* [Given task] Note each line of the listing that contains the string "xlabel", and copy it.

* [Exercise data]
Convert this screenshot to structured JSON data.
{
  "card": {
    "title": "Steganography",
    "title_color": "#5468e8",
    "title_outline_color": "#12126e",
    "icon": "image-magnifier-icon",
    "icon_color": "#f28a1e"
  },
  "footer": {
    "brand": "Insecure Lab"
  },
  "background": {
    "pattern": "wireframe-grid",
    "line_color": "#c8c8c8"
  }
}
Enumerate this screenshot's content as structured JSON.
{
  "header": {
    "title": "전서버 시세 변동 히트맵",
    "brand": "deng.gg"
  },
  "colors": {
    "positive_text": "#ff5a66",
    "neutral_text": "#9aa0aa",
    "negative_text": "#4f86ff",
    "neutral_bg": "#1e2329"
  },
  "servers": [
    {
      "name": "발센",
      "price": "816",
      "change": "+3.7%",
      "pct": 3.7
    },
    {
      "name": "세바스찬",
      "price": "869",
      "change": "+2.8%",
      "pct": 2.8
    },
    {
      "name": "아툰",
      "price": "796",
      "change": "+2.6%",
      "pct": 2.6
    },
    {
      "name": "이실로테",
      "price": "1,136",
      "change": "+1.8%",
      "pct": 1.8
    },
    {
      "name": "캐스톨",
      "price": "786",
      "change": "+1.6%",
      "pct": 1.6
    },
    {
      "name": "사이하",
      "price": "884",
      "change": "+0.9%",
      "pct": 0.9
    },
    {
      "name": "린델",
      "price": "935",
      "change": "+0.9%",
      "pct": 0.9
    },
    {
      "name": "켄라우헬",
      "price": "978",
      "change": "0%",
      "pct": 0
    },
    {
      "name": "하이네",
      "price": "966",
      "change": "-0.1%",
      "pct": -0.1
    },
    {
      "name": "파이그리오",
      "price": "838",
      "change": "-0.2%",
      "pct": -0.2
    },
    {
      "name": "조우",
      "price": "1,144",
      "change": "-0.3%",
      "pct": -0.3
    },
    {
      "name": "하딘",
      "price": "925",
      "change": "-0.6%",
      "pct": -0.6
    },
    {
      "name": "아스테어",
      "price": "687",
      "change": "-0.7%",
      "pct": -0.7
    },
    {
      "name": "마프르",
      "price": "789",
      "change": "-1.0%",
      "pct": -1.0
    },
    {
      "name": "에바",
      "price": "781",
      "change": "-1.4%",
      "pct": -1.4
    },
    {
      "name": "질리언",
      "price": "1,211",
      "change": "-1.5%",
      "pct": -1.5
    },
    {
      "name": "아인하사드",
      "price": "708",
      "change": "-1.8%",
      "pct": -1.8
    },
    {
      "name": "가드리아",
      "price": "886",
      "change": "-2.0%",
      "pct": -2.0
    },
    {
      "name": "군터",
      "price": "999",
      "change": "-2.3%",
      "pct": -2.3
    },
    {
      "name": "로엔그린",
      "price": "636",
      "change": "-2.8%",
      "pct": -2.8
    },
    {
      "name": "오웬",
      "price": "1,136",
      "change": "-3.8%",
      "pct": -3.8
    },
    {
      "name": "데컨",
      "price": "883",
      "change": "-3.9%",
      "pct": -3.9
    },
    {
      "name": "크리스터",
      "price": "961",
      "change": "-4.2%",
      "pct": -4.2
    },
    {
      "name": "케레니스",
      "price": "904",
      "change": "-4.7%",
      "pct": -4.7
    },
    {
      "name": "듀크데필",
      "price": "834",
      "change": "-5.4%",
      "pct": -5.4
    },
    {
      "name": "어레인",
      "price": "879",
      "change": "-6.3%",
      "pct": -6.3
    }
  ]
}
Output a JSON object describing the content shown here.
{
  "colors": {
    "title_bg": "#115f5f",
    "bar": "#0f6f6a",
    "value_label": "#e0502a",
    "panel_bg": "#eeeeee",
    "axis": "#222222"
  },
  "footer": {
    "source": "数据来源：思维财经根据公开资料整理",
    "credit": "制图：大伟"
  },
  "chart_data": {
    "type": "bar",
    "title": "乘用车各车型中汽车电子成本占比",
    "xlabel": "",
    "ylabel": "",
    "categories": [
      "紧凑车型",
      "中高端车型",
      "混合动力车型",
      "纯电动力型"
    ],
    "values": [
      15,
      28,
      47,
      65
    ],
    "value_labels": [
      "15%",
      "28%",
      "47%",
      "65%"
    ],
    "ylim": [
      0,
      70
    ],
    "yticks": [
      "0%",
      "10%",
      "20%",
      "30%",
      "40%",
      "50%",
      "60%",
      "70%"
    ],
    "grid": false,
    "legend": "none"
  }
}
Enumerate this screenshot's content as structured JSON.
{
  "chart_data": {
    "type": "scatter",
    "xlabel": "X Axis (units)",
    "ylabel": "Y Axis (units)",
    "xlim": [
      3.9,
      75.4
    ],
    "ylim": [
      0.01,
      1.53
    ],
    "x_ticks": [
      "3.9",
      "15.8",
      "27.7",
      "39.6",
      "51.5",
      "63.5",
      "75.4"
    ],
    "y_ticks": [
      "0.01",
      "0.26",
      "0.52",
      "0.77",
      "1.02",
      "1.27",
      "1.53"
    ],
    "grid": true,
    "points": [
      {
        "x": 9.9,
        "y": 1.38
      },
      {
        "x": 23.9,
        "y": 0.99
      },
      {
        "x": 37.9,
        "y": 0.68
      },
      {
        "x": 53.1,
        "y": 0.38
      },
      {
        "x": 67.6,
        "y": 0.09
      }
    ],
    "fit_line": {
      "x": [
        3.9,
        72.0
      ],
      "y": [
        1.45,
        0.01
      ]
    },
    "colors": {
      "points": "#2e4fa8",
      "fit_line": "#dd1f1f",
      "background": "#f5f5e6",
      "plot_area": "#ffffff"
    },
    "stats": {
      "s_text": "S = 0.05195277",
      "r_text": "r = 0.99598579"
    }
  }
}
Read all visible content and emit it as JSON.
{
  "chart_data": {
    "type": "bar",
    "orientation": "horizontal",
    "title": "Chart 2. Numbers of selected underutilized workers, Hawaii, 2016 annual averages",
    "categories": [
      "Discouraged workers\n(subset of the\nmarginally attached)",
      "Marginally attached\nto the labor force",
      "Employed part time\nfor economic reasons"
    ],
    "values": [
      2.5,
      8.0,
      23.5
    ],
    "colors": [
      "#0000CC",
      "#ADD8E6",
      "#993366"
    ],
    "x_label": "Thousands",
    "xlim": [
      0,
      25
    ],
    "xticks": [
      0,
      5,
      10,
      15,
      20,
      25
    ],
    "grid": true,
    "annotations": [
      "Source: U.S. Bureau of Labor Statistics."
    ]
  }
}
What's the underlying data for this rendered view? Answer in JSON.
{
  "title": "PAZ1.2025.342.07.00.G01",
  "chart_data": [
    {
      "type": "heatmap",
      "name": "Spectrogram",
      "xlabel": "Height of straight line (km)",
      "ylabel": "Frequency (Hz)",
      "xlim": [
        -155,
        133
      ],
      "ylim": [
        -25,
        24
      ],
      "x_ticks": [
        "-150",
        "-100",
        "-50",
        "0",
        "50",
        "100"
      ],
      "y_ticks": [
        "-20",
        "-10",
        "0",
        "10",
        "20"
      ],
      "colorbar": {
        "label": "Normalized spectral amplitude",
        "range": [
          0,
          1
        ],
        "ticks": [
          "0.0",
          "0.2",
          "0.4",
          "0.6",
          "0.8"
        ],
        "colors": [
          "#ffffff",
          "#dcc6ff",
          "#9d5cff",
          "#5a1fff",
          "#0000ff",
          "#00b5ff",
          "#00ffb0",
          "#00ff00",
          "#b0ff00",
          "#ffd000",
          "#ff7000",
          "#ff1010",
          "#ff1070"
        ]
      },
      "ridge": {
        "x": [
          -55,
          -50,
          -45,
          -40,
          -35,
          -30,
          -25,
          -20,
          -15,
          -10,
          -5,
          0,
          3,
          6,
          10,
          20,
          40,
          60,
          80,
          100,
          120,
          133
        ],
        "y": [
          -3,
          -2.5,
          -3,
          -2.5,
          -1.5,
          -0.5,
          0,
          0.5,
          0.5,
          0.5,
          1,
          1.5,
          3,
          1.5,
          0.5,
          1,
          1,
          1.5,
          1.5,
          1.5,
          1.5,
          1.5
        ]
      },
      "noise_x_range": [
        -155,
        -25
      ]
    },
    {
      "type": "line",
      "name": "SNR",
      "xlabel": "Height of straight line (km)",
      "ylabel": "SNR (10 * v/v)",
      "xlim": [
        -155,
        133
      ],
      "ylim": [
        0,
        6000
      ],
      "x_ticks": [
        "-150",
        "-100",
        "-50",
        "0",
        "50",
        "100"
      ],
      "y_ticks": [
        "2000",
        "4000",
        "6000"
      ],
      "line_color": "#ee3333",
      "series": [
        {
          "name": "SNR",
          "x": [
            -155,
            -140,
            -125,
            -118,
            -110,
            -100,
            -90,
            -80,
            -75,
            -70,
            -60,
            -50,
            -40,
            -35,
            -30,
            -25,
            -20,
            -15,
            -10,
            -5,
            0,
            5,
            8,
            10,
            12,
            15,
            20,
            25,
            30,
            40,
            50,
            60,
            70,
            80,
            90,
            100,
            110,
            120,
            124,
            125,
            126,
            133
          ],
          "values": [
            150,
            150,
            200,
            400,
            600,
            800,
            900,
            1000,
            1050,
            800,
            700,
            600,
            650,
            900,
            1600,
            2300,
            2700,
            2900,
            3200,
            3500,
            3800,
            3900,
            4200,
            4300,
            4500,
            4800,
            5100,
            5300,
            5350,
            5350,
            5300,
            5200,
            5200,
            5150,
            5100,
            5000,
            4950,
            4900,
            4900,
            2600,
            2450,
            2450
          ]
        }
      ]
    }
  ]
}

* [Response to this exercise]
    "xlabel": "",
    "xlabel": "X Axis (units)",
      "xlabel": "Height of straight line (km)",
      "xlabel": "Height of straight line (km)",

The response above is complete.